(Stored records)
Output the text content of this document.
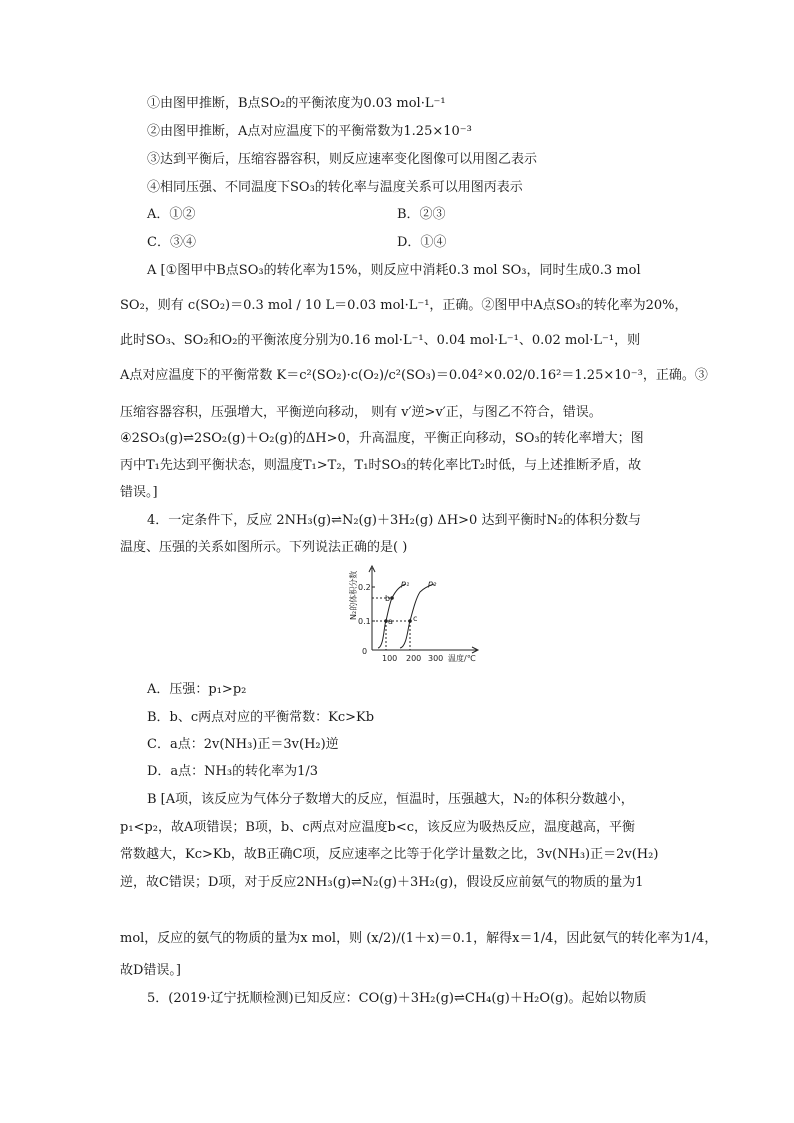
①由图甲推断，B点SO₂的平衡浓度为0.03 mol·L⁻¹
②由图甲推断，A点对应温度下的平衡常数为1.25×10⁻³
③达到平衡后，压缩容器容积，则反应速率变化图像可以用图乙表示
④相同压强、不同温度下SO₃的转化率与温度关系可以用图丙表示
A．①②	B．②③
C．③④	D．①④
A [①图甲中B点SO₃的转化率为15%，则反应中消耗0.3 mol SO₃，同时生成0.3 mol
SO₂，则有 c(SO₂)＝0.3 mol / 10 L＝0.03 mol·L⁻¹，正确。②图甲中A点SO₃的转化率为20%，
此时SO₃、SO₂和O₂的平衡浓度分别为0.16 mol·L⁻¹、0.04 mol·L⁻¹、0.02 mol·L⁻¹，则
A点对应温度下的平衡常数 K＝c²(SO₂)·c(O₂)/c²(SO₃)＝0.04²×0.02/0.16²＝1.25×10⁻³，正确。③
压缩容器容积，压强增大，平衡逆向移动， 则有 v′逆>v′正，与图乙不符合，错误。
④2SO₃(g)⇌2SO₂(g)＋O₂(g)的ΔH>0，升高温度，平衡正向移动，SO₃的转化率增大；图
丙中T₁先达到平衡状态，则温度T₁>T₂，T₁时SO₃的转化率比T₂时低，与上述推断矛盾，故
错误。]
4．一定条件下，反应 2NH₃(g)⇌N₂(g)＋3H₂(g) ΔH>0 达到平衡时N₂的体积分数与
温度、压强的关系如图所示。下列说法正确的是( )
N₂的体积分数
温度/℃
0.2
0.1
0
100 200 300
p₁ p₂
a
b
c
A．压强：p₁>p₂
B．b、c两点对应的平衡常数：Kc>Kb
C．a点：2v(NH₃)正＝3v(H₂)逆
D．a点：NH₃的转化率为1/3
B [A项，该反应为气体分子数增大的反应，恒温时，压强越大，N₂的体积分数越小，
p₁<p₂，故A项错误；B项，b、c两点对应温度b<c，该反应为吸热反应，温度越高，平衡
常数越大，Kc>Kb，故B正确C项，反应速率之比等于化学计量数之比，3v(NH₃)正＝2v(H₂)
逆，故C错误；D项，对于反应2NH₃(g)⇌N₂(g)＋3H₂(g)，假设反应前氨气的物质的量为1
mol，反应的氨气的物质的量为x mol，则 (x/2)/(1＋x)＝0.1，解得x＝1/4，因此氨气的转化率为1/4，
故D错误。]
5．(2019·辽宁抚顺检测)已知反应：CO(g)＋3H₂(g)⇌CH₄(g)＋H₂O(g)。起始以物质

Exercise goal. Write out the full listing verbatim, excluding its pictures.

Reply.
Output the text content of this document.
①由图甲推断，B点SO₂的平衡浓度为0.03 mol·L⁻¹
②由图甲推断，A点对应温度下的平衡常数为1.25×10⁻³
③达到平衡后，压缩容器容积，则反应速率变化图像可以用图乙表示
④相同压强、不同温度下SO₃的转化率与温度关系可以用图丙表示
A．①②	B．②③
C．③④	D．①④
A [①图甲中B点SO₃的转化率为15%，则反应中消耗0.3 mol SO₃，同时生成0.3 mol
SO₂，则有 c(SO₂)＝0.3 mol / 10 L＝0.03 mol·L⁻¹，正确。②图甲中A点SO₃的转化率为20%，
此时SO₃、SO₂和O₂的平衡浓度分别为0.16 mol·L⁻¹、0.04 mol·L⁻¹、0.02 mol·L⁻¹，则
A点对应温度下的平衡常数 K＝c²(SO₂)·c(O₂)/c²(SO₃)＝0.04²×0.02/0.16²＝1.25×10⁻³，正确。③
压缩容器容积，压强增大，平衡逆向移动， 则有 v′逆>v′正，与图乙不符合，错误。
④2SO₃(g)⇌2SO₂(g)＋O₂(g)的ΔH>0，升高温度，平衡正向移动，SO₃的转化率增大；图
丙中T₁先达到平衡状态，则温度T₁>T₂，T₁时SO₃的转化率比T₂时低，与上述推断矛盾，故
错误。]
4．一定条件下，反应 2NH₃(g)⇌N₂(g)＋3H₂(g) ΔH>0 达到平衡时N₂的体积分数与
温度、压强的关系如图所示。下列说法正确的是( )
N₂的体积分数
温度/℃
0.2
0.1
0
100 200 300
p₁ p₂
a
b
c
A．压强：p₁>p₂
B．b、c两点对应的平衡常数：Kc>Kb
C．a点：2v(NH₃)正＝3v(H₂)逆
D．a点：NH₃的转化率为1/3
B [A项，该反应为气体分子数增大的反应，恒温时，压强越大，N₂的体积分数越小，
p₁<p₂，故A项错误；B项，b、c两点对应温度b<c，该反应为吸热反应，温度越高，平衡
常数越大，Kc>Kb，故B正确C项，反应速率之比等于化学计量数之比，3v(NH₃)正＝2v(H₂)
逆，故C错误；D项，对于反应2NH₃(g)⇌N₂(g)＋3H₂(g)，假设反应前氨气的物质的量为1
mol，反应的氨气的物质的量为x mol，则 (x/2)/(1＋x)＝0.1，解得x＝1/4，因此氨气的转化率为1/4，
故D错误。]
5．(2019·辽宁抚顺检测)已知反应：CO(g)＋3H₂(g)⇌CH₄(g)＋H₂O(g)。起始以物质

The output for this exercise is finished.